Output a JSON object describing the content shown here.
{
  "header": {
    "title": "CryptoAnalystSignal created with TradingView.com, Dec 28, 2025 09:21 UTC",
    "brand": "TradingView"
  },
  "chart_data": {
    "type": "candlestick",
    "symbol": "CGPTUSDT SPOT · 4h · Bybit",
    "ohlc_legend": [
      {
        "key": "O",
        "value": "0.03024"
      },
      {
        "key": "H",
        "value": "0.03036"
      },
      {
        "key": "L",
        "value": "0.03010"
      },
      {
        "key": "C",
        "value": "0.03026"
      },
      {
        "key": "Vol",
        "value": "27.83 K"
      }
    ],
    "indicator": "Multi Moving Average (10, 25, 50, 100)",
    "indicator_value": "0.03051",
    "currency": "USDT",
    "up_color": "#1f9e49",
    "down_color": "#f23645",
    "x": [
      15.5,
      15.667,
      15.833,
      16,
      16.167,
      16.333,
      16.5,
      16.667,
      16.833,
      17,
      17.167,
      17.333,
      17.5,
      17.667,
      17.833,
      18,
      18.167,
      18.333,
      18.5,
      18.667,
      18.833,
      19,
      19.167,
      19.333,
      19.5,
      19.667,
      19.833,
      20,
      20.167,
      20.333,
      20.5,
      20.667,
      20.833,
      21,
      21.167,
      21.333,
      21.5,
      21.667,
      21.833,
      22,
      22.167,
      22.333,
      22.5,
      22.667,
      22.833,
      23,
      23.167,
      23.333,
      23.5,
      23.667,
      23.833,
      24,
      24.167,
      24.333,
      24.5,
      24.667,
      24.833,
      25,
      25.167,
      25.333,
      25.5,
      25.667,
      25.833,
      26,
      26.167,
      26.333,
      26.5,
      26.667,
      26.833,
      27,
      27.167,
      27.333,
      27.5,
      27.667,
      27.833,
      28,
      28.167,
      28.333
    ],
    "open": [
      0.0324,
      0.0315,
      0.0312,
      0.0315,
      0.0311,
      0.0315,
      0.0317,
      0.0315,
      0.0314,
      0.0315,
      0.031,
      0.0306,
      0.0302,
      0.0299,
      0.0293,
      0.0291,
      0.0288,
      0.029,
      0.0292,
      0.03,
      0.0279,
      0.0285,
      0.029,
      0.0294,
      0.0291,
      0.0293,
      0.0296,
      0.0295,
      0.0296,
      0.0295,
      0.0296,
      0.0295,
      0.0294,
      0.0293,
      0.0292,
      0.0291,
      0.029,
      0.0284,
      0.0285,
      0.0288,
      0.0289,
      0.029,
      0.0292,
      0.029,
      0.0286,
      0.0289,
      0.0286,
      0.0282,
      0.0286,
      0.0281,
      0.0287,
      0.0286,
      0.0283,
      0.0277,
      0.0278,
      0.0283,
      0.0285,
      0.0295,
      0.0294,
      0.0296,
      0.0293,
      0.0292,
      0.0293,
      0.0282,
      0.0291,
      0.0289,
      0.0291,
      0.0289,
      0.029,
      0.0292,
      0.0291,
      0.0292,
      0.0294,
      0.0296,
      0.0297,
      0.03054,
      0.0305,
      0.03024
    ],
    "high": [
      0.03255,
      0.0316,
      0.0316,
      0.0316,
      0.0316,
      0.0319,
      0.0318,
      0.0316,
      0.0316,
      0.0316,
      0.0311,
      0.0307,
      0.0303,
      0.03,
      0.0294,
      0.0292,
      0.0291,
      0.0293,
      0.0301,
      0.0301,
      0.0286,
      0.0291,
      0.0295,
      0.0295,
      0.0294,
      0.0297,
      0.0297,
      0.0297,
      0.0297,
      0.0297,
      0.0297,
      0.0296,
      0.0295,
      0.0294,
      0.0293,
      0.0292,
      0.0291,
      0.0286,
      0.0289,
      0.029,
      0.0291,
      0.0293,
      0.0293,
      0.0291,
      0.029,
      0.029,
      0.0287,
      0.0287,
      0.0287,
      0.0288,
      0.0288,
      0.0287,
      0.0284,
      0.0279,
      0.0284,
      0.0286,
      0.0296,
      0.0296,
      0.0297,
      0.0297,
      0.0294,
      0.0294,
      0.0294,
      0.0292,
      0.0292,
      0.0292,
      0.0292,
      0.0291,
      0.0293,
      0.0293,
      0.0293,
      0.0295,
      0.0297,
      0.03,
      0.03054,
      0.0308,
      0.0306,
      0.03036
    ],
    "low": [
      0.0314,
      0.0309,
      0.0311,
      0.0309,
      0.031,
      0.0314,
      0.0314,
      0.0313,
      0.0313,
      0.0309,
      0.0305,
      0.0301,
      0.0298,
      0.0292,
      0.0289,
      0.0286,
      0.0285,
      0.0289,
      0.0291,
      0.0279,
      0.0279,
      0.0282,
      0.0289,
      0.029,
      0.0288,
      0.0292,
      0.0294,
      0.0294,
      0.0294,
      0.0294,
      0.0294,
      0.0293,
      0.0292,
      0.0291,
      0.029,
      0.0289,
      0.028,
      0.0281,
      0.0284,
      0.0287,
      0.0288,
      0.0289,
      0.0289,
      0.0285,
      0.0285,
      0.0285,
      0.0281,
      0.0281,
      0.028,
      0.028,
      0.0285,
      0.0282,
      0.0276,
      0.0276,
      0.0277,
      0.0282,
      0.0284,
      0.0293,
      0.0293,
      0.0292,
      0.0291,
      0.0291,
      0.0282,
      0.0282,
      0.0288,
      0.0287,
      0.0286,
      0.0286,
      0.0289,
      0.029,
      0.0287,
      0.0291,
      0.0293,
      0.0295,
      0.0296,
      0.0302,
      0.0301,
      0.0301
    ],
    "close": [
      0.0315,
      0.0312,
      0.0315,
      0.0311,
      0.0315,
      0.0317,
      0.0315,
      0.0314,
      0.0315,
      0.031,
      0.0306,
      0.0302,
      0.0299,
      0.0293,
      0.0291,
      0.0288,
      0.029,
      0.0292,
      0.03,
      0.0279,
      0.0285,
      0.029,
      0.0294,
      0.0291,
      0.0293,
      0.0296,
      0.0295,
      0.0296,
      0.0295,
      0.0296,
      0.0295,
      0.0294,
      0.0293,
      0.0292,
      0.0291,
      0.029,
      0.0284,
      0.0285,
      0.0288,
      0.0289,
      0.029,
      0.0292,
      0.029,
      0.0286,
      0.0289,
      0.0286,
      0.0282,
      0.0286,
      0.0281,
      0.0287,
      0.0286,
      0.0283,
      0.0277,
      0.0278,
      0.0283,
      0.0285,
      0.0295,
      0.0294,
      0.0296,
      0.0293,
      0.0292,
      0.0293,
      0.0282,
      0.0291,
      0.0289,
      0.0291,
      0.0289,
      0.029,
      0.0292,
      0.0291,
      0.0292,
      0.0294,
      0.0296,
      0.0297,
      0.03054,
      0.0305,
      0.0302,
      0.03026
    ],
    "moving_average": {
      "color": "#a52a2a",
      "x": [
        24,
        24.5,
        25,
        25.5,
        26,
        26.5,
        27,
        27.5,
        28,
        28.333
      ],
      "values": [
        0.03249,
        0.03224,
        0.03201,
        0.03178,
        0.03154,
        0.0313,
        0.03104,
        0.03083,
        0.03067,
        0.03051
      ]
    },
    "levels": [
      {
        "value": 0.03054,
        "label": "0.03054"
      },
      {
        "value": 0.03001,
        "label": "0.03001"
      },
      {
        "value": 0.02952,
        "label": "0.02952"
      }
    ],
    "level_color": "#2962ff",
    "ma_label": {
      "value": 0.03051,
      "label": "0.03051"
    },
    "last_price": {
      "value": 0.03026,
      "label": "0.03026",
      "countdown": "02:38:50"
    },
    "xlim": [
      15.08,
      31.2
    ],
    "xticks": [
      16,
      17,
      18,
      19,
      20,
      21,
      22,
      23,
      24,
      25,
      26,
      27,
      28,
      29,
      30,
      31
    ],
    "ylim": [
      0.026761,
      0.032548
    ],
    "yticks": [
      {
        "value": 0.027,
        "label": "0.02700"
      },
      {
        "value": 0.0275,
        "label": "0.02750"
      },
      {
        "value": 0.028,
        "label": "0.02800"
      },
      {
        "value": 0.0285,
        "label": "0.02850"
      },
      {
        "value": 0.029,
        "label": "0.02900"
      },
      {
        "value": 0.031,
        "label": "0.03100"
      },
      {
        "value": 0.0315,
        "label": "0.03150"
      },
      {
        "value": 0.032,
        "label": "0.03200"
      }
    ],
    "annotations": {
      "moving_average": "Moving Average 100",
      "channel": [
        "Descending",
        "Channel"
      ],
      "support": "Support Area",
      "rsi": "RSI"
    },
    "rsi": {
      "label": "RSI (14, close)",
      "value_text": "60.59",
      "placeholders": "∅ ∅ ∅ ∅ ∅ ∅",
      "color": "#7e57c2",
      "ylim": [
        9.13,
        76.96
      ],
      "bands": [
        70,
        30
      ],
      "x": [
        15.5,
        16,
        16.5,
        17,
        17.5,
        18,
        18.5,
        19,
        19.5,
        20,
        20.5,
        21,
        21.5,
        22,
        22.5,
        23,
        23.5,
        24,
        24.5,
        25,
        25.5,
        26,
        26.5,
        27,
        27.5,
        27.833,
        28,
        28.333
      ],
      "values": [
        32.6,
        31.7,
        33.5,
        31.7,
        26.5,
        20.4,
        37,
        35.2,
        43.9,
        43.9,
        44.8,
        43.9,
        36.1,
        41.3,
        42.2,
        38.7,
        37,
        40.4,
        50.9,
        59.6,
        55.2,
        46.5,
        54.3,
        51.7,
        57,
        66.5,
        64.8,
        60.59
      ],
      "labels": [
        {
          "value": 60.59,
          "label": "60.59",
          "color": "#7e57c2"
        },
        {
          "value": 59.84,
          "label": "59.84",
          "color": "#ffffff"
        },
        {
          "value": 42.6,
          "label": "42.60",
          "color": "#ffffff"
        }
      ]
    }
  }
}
══════
Filter the entries down to the lines with the word "TradingView" in them.

## SOLUTION BELOW
    "title": "CryptoAnalystSignal created with TradingView.com, Dec 28, 2025 09:21 UTC",
    "brand": "TradingView"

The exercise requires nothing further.